### WRITTEN EXERCISE
Every entry needs to be reproduced exactly.

### DATA EXTRACT

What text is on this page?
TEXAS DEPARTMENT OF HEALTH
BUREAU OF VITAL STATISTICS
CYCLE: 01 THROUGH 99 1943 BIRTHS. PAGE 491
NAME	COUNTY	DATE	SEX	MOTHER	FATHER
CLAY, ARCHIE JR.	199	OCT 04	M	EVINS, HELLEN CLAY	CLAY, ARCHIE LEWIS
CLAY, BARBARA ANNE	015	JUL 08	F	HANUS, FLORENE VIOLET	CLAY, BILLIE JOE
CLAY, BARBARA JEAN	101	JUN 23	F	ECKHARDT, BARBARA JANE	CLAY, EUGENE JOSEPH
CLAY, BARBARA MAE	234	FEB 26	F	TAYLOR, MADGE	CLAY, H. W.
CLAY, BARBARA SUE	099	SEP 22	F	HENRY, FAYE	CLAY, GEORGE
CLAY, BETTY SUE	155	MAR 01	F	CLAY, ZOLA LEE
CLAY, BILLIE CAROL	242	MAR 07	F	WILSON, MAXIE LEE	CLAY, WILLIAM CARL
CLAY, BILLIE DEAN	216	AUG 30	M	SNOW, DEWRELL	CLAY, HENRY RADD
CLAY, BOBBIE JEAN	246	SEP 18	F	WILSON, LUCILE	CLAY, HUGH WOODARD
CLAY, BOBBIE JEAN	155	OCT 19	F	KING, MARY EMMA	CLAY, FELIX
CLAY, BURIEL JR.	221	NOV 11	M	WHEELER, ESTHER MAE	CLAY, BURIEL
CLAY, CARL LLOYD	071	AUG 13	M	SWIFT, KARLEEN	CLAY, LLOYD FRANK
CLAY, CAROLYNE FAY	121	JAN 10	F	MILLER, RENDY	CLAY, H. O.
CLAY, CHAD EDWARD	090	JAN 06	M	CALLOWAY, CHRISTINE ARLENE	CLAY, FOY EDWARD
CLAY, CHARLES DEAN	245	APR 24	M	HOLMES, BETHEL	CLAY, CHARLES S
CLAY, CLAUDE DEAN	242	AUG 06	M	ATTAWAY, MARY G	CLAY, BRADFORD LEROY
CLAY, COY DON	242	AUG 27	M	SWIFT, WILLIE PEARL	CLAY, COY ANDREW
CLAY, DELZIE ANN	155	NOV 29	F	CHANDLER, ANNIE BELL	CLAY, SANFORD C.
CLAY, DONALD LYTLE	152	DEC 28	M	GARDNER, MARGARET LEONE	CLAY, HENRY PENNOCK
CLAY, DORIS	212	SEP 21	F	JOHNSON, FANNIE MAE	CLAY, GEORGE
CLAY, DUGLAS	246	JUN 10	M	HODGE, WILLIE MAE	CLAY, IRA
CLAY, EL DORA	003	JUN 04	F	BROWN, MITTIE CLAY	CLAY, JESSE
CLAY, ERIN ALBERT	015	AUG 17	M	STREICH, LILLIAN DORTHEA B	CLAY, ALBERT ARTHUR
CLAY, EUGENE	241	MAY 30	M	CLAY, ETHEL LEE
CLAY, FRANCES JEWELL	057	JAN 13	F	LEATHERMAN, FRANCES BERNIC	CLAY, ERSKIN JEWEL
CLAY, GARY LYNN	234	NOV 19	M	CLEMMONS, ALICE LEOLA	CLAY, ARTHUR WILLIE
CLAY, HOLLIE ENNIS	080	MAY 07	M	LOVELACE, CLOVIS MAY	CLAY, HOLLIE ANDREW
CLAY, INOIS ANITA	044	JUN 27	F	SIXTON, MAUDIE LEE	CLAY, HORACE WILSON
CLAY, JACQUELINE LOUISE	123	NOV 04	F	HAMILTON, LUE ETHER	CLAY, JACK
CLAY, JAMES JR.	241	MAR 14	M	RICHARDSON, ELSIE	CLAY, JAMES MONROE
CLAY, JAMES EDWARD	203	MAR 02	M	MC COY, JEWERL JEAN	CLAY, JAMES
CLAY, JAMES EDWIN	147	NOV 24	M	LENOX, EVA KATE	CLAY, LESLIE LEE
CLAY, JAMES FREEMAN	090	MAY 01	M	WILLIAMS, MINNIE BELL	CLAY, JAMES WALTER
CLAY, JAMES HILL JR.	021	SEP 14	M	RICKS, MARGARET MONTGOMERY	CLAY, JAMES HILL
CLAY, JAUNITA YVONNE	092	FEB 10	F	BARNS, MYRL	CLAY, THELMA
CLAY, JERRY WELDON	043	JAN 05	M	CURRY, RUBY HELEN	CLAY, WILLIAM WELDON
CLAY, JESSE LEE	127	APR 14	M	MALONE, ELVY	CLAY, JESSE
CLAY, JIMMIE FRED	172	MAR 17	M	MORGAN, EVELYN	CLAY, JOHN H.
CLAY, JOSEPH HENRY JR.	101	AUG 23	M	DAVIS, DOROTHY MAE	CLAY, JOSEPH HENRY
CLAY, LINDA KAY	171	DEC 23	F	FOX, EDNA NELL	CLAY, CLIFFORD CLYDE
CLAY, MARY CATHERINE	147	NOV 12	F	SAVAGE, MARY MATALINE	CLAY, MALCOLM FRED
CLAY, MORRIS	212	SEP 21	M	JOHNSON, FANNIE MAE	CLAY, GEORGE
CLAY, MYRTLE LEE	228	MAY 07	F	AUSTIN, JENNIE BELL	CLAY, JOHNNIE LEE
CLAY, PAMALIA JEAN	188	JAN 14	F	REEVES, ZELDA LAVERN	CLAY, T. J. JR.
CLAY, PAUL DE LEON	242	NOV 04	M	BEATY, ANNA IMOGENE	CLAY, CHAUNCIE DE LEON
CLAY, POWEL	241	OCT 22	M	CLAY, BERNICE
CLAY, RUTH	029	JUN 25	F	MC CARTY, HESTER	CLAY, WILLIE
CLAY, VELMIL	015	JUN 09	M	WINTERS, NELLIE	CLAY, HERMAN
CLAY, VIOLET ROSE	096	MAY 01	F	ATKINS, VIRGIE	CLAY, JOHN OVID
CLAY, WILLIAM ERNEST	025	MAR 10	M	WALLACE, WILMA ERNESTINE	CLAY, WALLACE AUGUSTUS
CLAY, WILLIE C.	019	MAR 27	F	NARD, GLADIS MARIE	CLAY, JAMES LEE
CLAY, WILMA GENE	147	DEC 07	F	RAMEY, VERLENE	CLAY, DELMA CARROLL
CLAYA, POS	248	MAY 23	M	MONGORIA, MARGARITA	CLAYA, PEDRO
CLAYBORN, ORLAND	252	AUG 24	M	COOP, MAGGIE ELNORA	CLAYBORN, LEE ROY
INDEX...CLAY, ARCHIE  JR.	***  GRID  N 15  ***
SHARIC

### CORRECT RESPONSE
What text is on this page?
TEXAS DEPARTMENT OF HEALTH
BUREAU OF VITAL STATISTICS
CYCLE: 01 THROUGH 99 1943 BIRTHS. PAGE 491
NAME	COUNTY	DATE	SEX	MOTHER	FATHER
CLAY, ARCHIE JR.	199	OCT 04	M	EVINS, HELLEN CLAY	CLAY, ARCHIE LEWIS
CLAY, BARBARA ANNE	015	JUL 08	F	HANUS, FLORENE VIOLET	CLAY, BILLIE JOE
CLAY, BARBARA JEAN	101	JUN 23	F	ECKHARDT, BARBARA JANE	CLAY, EUGENE JOSEPH
CLAY, BARBARA MAE	234	FEB 26	F	TAYLOR, MADGE	CLAY, H. W.
CLAY, BARBARA SUE	099	SEP 22	F	HENRY, FAYE	CLAY, GEORGE
CLAY, BETTY SUE	155	MAR 01	F	CLAY, ZOLA LEE
CLAY, BILLIE CAROL	242	MAR 07	F	WILSON, MAXIE LEE	CLAY, WILLIAM CARL
CLAY, BILLIE DEAN	216	AUG 30	M	SNOW, DEWRELL	CLAY, HENRY RADD
CLAY, BOBBIE JEAN	246	SEP 18	F	WILSON, LUCILE	CLAY, HUGH WOODARD
CLAY, BOBBIE JEAN	155	OCT 19	F	KING, MARY EMMA	CLAY, FELIX
CLAY, BURIEL JR.	221	NOV 11	M	WHEELER, ESTHER MAE	CLAY, BURIEL
CLAY, CARL LLOYD	071	AUG 13	M	SWIFT, KARLEEN	CLAY, LLOYD FRANK
CLAY, CAROLYNE FAY	121	JAN 10	F	MILLER, RENDY	CLAY, H. O.
CLAY, CHAD EDWARD	090	JAN 06	M	CALLOWAY, CHRISTINE ARLENE	CLAY, FOY EDWARD
CLAY, CHARLES DEAN	245	APR 24	M	HOLMES, BETHEL	CLAY, CHARLES S
CLAY, CLAUDE DEAN	242	AUG 06	M	ATTAWAY, MARY G	CLAY, BRADFORD LEROY
CLAY, COY DON	242	AUG 27	M	SWIFT, WILLIE PEARL	CLAY, COY ANDREW
CLAY, DELZIE ANN	155	NOV 29	F	CHANDLER, ANNIE BELL	CLAY, SANFORD C.
CLAY, DONALD LYTLE	152	DEC 28	M	GARDNER, MARGARET LEONE	CLAY, HENRY PENNOCK
CLAY, DORIS	212	SEP 21	F	JOHNSON, FANNIE MAE	CLAY, GEORGE
CLAY, DUGLAS	246	JUN 10	M	HODGE, WILLIE MAE	CLAY, IRA
CLAY, EL DORA	003	JUN 04	F	BROWN, MITTIE CLAY	CLAY, JESSE
CLAY, ERIN ALBERT	015	AUG 17	M	STREICH, LILLIAN DORTHEA B	CLAY, ALBERT ARTHUR
CLAY, EUGENE	241	MAY 30	M	CLAY, ETHEL LEE
CLAY, FRANCES JEWELL	057	JAN 13	F	LEATHERMAN, FRANCES BERNIC	CLAY, ERSKIN JEWEL
CLAY, GARY LYNN	234	NOV 19	M	CLEMMONS, ALICE LEOLA	CLAY, ARTHUR WILLIE
CLAY, HOLLIE ENNIS	080	MAY 07	M	LOVELACE, CLOVIS MAY	CLAY, HOLLIE ANDREW
CLAY, INOIS ANITA	044	JUN 27	F	SIXTON, MAUDIE LEE	CLAY, HORACE WILSON
CLAY, JACQUELINE LOUISE	123	NOV 04	F	HAMILTON, LUE ETHER	CLAY, JACK
CLAY, JAMES JR.	241	MAR 14	M	RICHARDSON, ELSIE	CLAY, JAMES MONROE
CLAY, JAMES EDWARD	203	MAR 02	M	MC COY, JEWERL JEAN	CLAY, JAMES
CLAY, JAMES EDWIN	147	NOV 24	M	LENOX, EVA KATE	CLAY, LESLIE LEE
CLAY, JAMES FREEMAN	090	MAY 01	M	WILLIAMS, MINNIE BELL	CLAY, JAMES WALTER
CLAY, JAMES HILL JR.	021	SEP 14	M	RICKS, MARGARET MONTGOMERY	CLAY, JAMES HILL
CLAY, JAUNITA YVONNE	092	FEB 10	F	BARNS, MYRL	CLAY, THELMA
CLAY, JERRY WELDON	043	JAN 05	M	CURRY, RUBY HELEN	CLAY, WILLIAM WELDON
CLAY, JESSE LEE	127	APR 14	M	MALONE, ELVY	CLAY, JESSE
CLAY, JIMMIE FRED	172	MAR 17	M	MORGAN, EVELYN	CLAY, JOHN H.
CLAY, JOSEPH HENRY JR.	101	AUG 23	M	DAVIS, DOROTHY MAE	CLAY, JOSEPH HENRY
CLAY, LINDA KAY	171	DEC 23	F	FOX, EDNA NELL	CLAY, CLIFFORD CLYDE
CLAY, MARY CATHERINE	147	NOV 12	F	SAVAGE, MARY MATALINE	CLAY, MALCOLM FRED
CLAY, MORRIS	212	SEP 21	M	JOHNSON, FANNIE MAE	CLAY, GEORGE
CLAY, MYRTLE LEE	228	MAY 07	F	AUSTIN, JENNIE BELL	CLAY, JOHNNIE LEE
CLAY, PAMALIA JEAN	188	JAN 14	F	REEVES, ZELDA LAVERN	CLAY, T. J. JR.
CLAY, PAUL DE LEON	242	NOV 04	M	BEATY, ANNA IMOGENE	CLAY, CHAUNCIE DE LEON
CLAY, POWEL	241	OCT 22	M	CLAY, BERNICE
CLAY, RUTH	029	JUN 25	F	MC CARTY, HESTER	CLAY, WILLIE
CLAY, VELMIL	015	JUN 09	M	WINTERS, NELLIE	CLAY, HERMAN
CLAY, VIOLET ROSE	096	MAY 01	F	ATKINS, VIRGIE	CLAY, JOHN OVID
CLAY, WILLIAM ERNEST	025	MAR 10	M	WALLACE, WILMA ERNESTINE	CLAY, WALLACE AUGUSTUS
CLAY, WILLIE C.	019	MAR 27	F	NARD, GLADIS MARIE	CLAY, JAMES LEE
CLAY, WILMA GENE	147	DEC 07	F	RAMEY, VERLENE	CLAY, DELMA CARROLL
CLAYA, POS	248	MAY 23	M	MONGORIA, MARGARITA	CLAYA, PEDRO
CLAYBORN, ORLAND	252	AUG 24	M	COOP, MAGGIE ELNORA	CLAYBORN, LEE ROY
INDEX...CLAY, ARCHIE  JR.	***  GRID  N 15  ***
SHARIC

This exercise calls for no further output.